### Source extract
— START —

ASU No. 2014-14, Receivables-Troubled Debt Restructurings by Creditors (Subtopic 310-40) - "Classification of Certain Government-Guaranteed Residential Mortgage Loans upon Foreclosure (a consensus of the FASB Emerging Issues Task Force)." The Update has been issued to reduce diversity in practice in the classification of foreclosed residential mortgage loans held by creditors that are fully guaranteed under certain government programs, including the Federal Housing Administration guarantees. A residential mortgage loan would be derecognized, and a separate other receivable would be recognized upon foreclosure if the loan has both of the following characteristics: (i) the loan has a government guarantee that is not separable from the loan before foreclosure entitling the creditor to the full unpaid principal balance of the loan; and (ii) at the time of foreclosure, the creditor has the intent to make a claim on the guarantee and the ability to recover the full unpaid principal balance of the loan through the guarantee. Notably, upon foreclosure, the separate other receivable would be measured based on the current amount of the loan balance expected to be recovered under the guarantee. The Update was adopted during the first quarter of 2015 and did not have a material impact on the Company's financial statements.

— END —

### Provided data
— START —

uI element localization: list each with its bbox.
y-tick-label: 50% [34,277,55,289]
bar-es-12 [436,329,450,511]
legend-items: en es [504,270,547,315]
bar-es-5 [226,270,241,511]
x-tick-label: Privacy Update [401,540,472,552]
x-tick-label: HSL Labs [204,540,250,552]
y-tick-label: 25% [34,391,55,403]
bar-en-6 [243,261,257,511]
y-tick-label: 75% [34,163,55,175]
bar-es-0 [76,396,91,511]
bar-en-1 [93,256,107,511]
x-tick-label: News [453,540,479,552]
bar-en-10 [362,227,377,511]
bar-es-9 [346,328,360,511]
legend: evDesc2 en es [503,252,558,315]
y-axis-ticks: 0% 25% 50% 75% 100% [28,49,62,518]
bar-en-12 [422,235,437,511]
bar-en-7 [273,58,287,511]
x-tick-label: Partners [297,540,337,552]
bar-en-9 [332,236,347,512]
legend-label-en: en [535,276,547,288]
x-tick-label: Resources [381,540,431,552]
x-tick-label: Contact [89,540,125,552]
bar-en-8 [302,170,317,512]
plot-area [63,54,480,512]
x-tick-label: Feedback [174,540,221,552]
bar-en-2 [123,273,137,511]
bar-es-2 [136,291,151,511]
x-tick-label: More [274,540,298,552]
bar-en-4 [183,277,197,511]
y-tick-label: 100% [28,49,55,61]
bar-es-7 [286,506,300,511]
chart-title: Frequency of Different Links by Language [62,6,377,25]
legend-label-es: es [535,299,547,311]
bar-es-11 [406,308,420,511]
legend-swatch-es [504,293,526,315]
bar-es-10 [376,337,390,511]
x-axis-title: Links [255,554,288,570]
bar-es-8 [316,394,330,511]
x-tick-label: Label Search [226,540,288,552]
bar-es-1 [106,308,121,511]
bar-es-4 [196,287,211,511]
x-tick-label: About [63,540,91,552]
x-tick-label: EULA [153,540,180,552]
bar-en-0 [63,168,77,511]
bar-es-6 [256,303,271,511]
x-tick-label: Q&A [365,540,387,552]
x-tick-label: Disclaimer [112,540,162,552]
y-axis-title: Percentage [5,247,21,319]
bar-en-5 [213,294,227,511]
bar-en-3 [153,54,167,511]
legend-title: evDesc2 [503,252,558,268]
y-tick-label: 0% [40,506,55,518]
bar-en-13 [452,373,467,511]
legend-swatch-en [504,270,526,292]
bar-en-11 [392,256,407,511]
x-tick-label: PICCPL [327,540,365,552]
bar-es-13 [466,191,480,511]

— END —
— START —

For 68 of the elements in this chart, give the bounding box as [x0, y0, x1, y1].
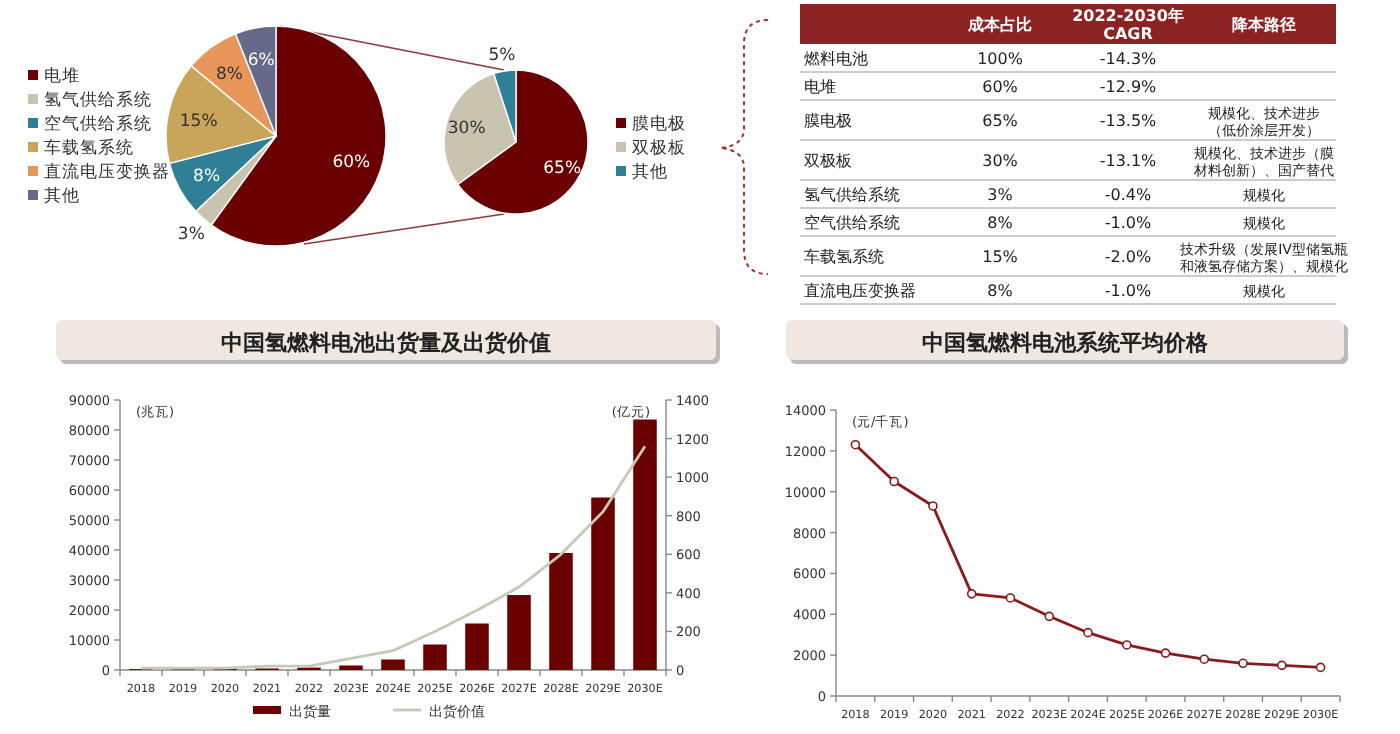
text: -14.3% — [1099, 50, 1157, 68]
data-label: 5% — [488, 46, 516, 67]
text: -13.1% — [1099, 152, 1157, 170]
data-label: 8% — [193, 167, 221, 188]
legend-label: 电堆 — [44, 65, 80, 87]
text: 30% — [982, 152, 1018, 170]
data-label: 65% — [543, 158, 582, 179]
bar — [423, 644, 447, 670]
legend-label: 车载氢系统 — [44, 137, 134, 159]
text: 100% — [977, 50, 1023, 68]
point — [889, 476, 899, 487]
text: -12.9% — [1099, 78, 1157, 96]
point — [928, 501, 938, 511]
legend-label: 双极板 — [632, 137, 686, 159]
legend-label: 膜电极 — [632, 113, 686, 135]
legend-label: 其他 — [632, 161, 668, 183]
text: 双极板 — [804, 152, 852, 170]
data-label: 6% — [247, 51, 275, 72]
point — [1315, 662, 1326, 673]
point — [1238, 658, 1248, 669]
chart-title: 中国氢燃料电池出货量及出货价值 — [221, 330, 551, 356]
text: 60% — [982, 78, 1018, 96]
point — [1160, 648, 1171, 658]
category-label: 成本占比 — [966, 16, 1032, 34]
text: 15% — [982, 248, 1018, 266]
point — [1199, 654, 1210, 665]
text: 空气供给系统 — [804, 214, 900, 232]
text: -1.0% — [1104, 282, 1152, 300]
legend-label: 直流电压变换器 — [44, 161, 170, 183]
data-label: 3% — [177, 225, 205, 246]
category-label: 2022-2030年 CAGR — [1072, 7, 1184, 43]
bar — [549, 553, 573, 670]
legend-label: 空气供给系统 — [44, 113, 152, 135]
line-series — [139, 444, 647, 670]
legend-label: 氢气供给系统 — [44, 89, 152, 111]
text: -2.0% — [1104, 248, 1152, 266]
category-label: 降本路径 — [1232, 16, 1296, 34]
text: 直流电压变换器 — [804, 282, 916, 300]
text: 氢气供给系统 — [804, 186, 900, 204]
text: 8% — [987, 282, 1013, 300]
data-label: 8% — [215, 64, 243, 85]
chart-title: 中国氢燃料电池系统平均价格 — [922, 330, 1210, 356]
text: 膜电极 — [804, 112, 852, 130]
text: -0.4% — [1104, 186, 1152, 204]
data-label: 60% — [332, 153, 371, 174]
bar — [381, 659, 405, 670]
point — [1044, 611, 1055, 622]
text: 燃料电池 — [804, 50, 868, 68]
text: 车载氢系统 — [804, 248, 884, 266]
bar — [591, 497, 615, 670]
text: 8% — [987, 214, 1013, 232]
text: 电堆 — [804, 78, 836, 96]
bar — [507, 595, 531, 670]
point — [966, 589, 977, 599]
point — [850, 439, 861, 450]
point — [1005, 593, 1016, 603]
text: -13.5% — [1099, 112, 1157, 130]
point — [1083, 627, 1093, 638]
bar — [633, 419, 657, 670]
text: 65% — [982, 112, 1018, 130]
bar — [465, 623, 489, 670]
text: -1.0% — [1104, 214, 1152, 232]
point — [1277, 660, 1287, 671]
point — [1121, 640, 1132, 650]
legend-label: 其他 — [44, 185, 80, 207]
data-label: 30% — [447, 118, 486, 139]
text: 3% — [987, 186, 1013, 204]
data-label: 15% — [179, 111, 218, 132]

— END —

### What to produce
Carry on the passage about ASU No. 2014-14 and foreclosed government-guaranteed mortgage loans, beginning after its final sentence.

### Task output
Recently Issued Accounting Standards Updates
ASU No. 2014-09 - Revenue from Contracts with Customers (Topic 606). The Update establishes a single comprehensive model for an entity to recognize revenue when it transfers promised goods or services to customers in an amount that reflects the consideration to which the entity expects to be entitled, and will supersede nearly all existing revenue recognition guidance, and clarify and converge revenue recognition principles under US GAAP and IFRS. The update outlines five steps to recognizing revenue: (i) identify the contracts with the customer; (ii) identify the separate performance obligations in the contract; (iii) determine the transaction price; (iv) allocate the transaction price to the separate performance obligations; and (v) recognize revenue when each performance obligation is satisfied. The update requires more comprehensive disclosures, relating to quantitative and qualitative information for amounts, timing, the nature and uncertainty of revenue, and cash flows arising from contracts with customers, which will mainly impact construction and high-tech industries. The most significant potential impact to banking entities relates to less prescriptive derecognition requirements on the sale of owned real estate properties. An entity may elect either a full retrospective or a modified retrospective application. ASU No. 2015-14 - Revenue from Contracts with Customers (Topic 606), defers the effective date of Update No. 2014-09 for all entities by one year. The Company will apply the guidance in Update 2014-09 to annual and interim periods beginning after December 15, 2017. The Company intends to adopt the Update during the first quarter of 2018. Adoption is not anticipated to have a material impact on the Company's financial statements.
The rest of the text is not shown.